■ **WHAT YOU SHOULD DO**
All lines in which the word "values" occurs are to be extracted.

·····

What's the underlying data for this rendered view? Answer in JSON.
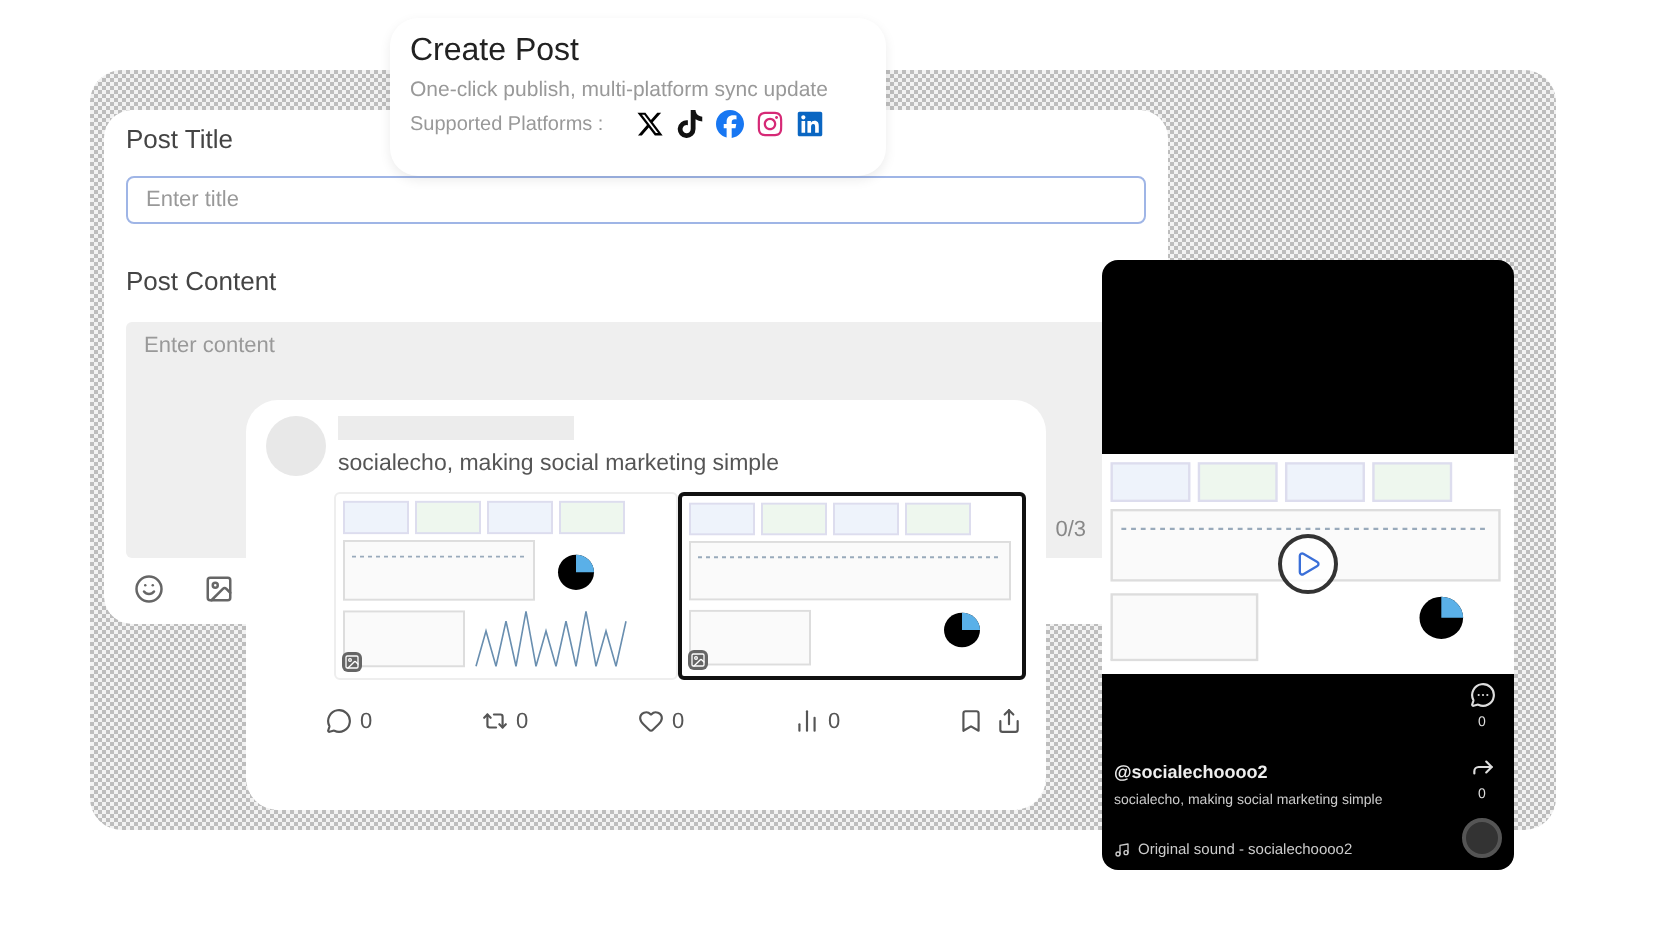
{
  "header": {
    "title": "Create Post",
    "subtitle": "One-click publish, multi-platform sync update",
    "platforms_label": "Supported Platforms :"
  },
  "form": {
    "title_label": "Post Title",
    "title_placeholder": "Enter title",
    "content_label": "Post Content",
    "content_placeholder": "Enter content",
    "counter": "0/3"
  },
  "tweet": {
    "text": "socialecho, making social marketing simple",
    "actions": [
      {
        "kind": "reply",
        "count": "0"
      },
      {
        "kind": "repost",
        "count": "0"
      },
      {
        "kind": "like",
        "count": "0"
      },
      {
        "kind": "views",
        "count": "0"
      }
    ]
  },
  "video": {
    "comments": "0",
    "shares": "0",
    "handle": "@socialechoooo2",
    "caption": "socialecho, making social marketing simple",
    "sound": "Original sound - socialechoooo2"
  }
}
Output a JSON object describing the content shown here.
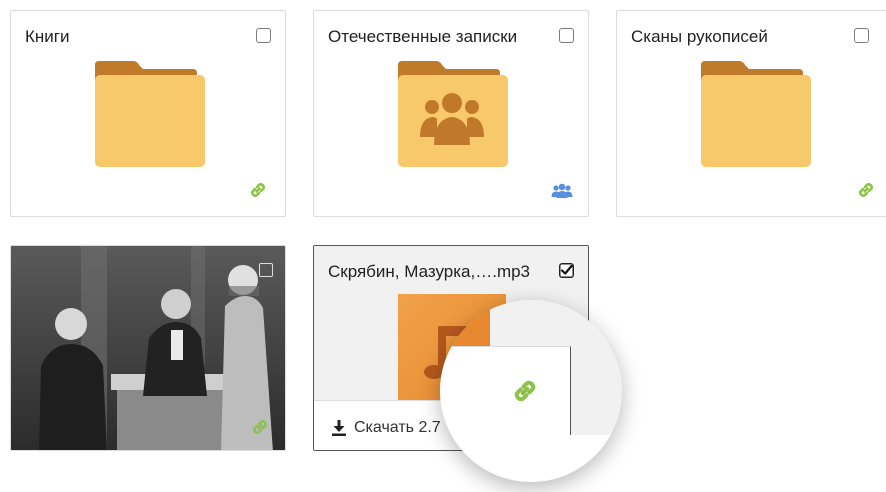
{
  "cards": [
    {
      "title": "Книги",
      "type": "folder",
      "badge": "link-icon"
    },
    {
      "title": "Отечественные записки",
      "type": "shared-folder",
      "badge": "shared-users-icon"
    },
    {
      "title": "Сканы рукописей",
      "type": "folder",
      "badge": "link-icon"
    }
  ],
  "mp3": {
    "title": "Скрябин, Мазурка,….mp3",
    "download_label": "Скачать 2.7",
    "checked": true,
    "badge": "link-icon"
  },
  "photo": {
    "badge": "link-icon"
  },
  "colors": {
    "folder_body": "#f8c96a",
    "folder_tab": "#bf7a2a",
    "shared_people": "#c0782b",
    "link_green": "#8bc34a",
    "shared_blue": "#5b8ee0",
    "mp3_orange": "#e8892f"
  }
}
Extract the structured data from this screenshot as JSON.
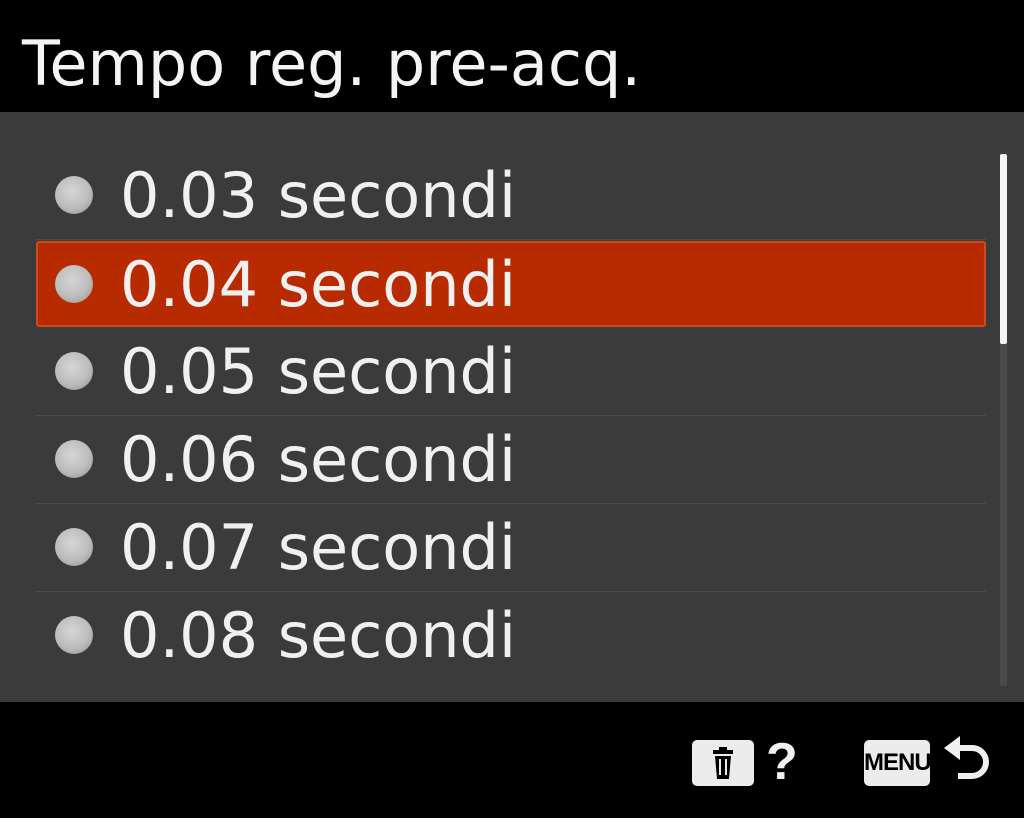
{
  "title": "Tempo reg. pre-acq.",
  "options": [
    {
      "label": "0.03 secondi",
      "selected": false
    },
    {
      "label": "0.04 secondi",
      "selected": true
    },
    {
      "label": "0.05 secondi",
      "selected": false
    },
    {
      "label": "0.06 secondi",
      "selected": false
    },
    {
      "label": "0.07 secondi",
      "selected": false
    },
    {
      "label": "0.08 secondi",
      "selected": false
    }
  ],
  "footer": {
    "help_label": "?",
    "menu_label": "MENU",
    "icons": [
      "trash-icon",
      "help-icon",
      "menu-key-icon",
      "back-arrow-icon"
    ]
  },
  "colors": {
    "selection": "#b82a00",
    "panel": "#3b3b3b",
    "background": "#000000"
  }
}
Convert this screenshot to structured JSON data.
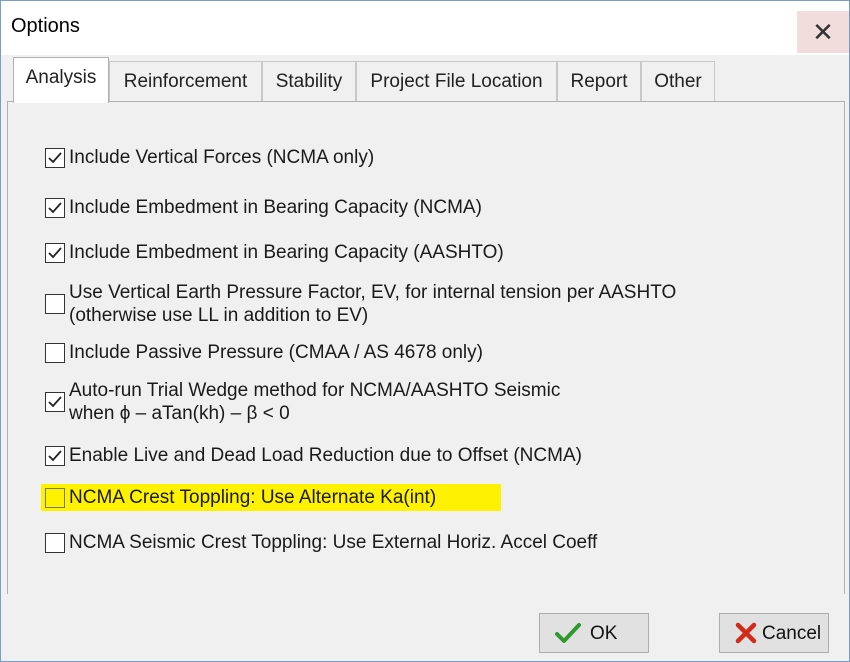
{
  "window": {
    "title": "Options",
    "close_glyph": "✕"
  },
  "tabs": [
    {
      "label": "Analysis",
      "active": true
    },
    {
      "label": "Reinforcement"
    },
    {
      "label": "Stability"
    },
    {
      "label": "Project File Location"
    },
    {
      "label": "Report"
    },
    {
      "label": "Other"
    }
  ],
  "options": [
    {
      "label": "Include Vertical Forces (NCMA only)",
      "checked": true
    },
    {
      "label": "Include Embedment in Bearing Capacity (NCMA)",
      "checked": true
    },
    {
      "label": "Include Embedment in Bearing Capacity (AASHTO)",
      "checked": true
    },
    {
      "label": "Use Vertical Earth Pressure Factor, EV, for internal tension per AASHTO",
      "label2": "(otherwise use LL in addition to EV)",
      "checked": false
    },
    {
      "label": "Include Passive Pressure (CMAA / AS 4678 only)",
      "checked": false
    },
    {
      "label": "Auto-run Trial Wedge method for NCMA/AASHTO Seismic",
      "label2": "when  ϕ – aTan(kh) – β < 0",
      "checked": true
    },
    {
      "label": "Enable Live and Dead Load Reduction due to Offset (NCMA)",
      "checked": true
    },
    {
      "label": "NCMA Crest Toppling: Use Alternate Ka(int)",
      "checked": false,
      "highlighted": true
    },
    {
      "label": "NCMA Seismic Crest Toppling: Use External Horiz. Accel Coeff",
      "checked": false
    }
  ],
  "buttons": {
    "ok": "OK",
    "cancel": "Cancel"
  },
  "colors": {
    "highlight": "#fff200",
    "ok_check": "#2e9a2e",
    "cancel_x": "#d42a1a",
    "window_border": "#7a9cc8"
  },
  "icons": {
    "ok": "check-icon",
    "cancel": "x-icon",
    "close": "close-icon"
  }
}
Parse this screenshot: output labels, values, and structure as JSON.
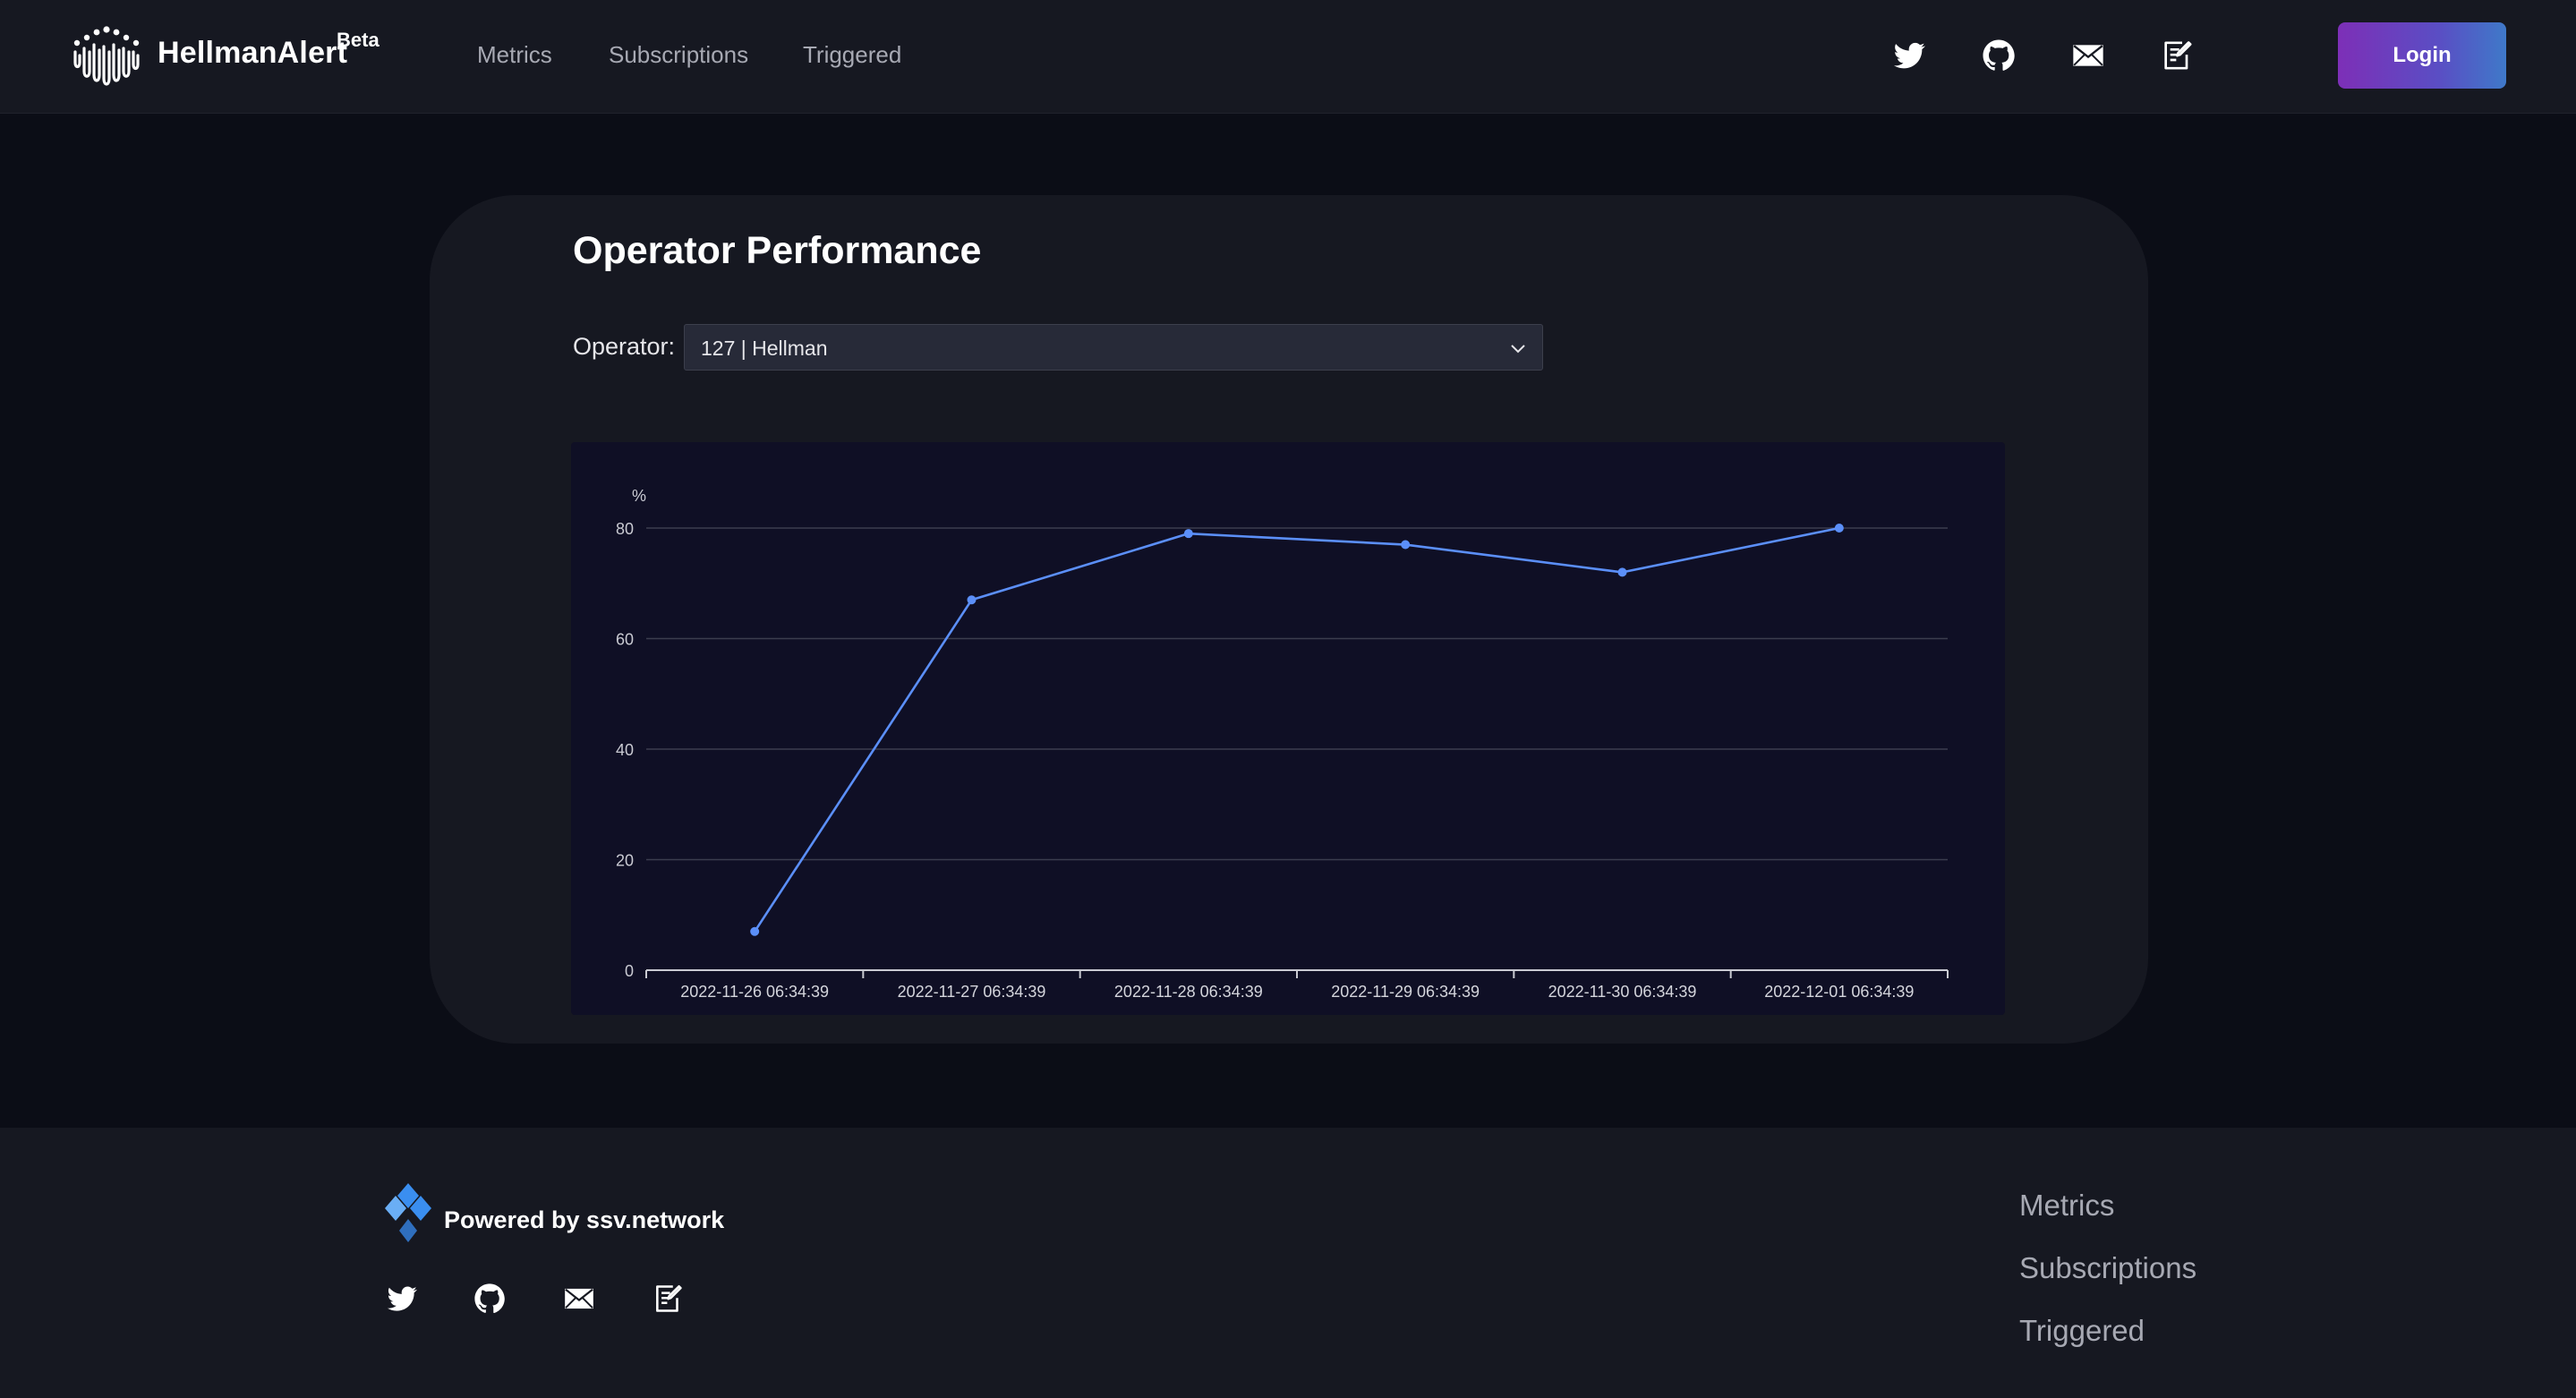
{
  "header": {
    "brand": "HellmanAlert",
    "badge": "Beta",
    "nav": [
      "Metrics",
      "Subscriptions",
      "Triggered"
    ],
    "icons": [
      "twitter-icon",
      "github-icon",
      "mail-icon",
      "notepad-icon"
    ],
    "login_label": "Login"
  },
  "main": {
    "title": "Operator Performance",
    "operator_label": "Operator:",
    "operator_value": "127 | Hellman"
  },
  "chart_data": {
    "type": "line",
    "ylabel": "%",
    "ylim": [
      0,
      80
    ],
    "yticks": [
      0,
      20,
      40,
      60,
      80
    ],
    "x": [
      "2022-11-26 06:34:39",
      "2022-11-27 06:34:39",
      "2022-11-28 06:34:39",
      "2022-11-29 06:34:39",
      "2022-11-30 06:34:39",
      "2022-12-01 06:34:39"
    ],
    "series": [
      {
        "values": [
          7,
          67,
          79,
          77,
          72,
          80
        ]
      }
    ],
    "grid": true,
    "line_color": "#5b8ff9"
  },
  "footer": {
    "powered_by": "Powered by ssv.network",
    "icons": [
      "twitter-icon",
      "github-icon",
      "mail-icon",
      "notepad-icon"
    ],
    "links": [
      "Metrics",
      "Subscriptions",
      "Triggered"
    ]
  },
  "colors": {
    "background": "#0b0d16",
    "panel": "#161821",
    "chart_bg": "#0f0f25",
    "accent_gradient_start": "#7d2fb7",
    "accent_gradient_end": "#3f79c9"
  }
}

·····

■ **THE ANSWER**
Parse this screenshot: output labels, values, and structure as JSON.
        "values": [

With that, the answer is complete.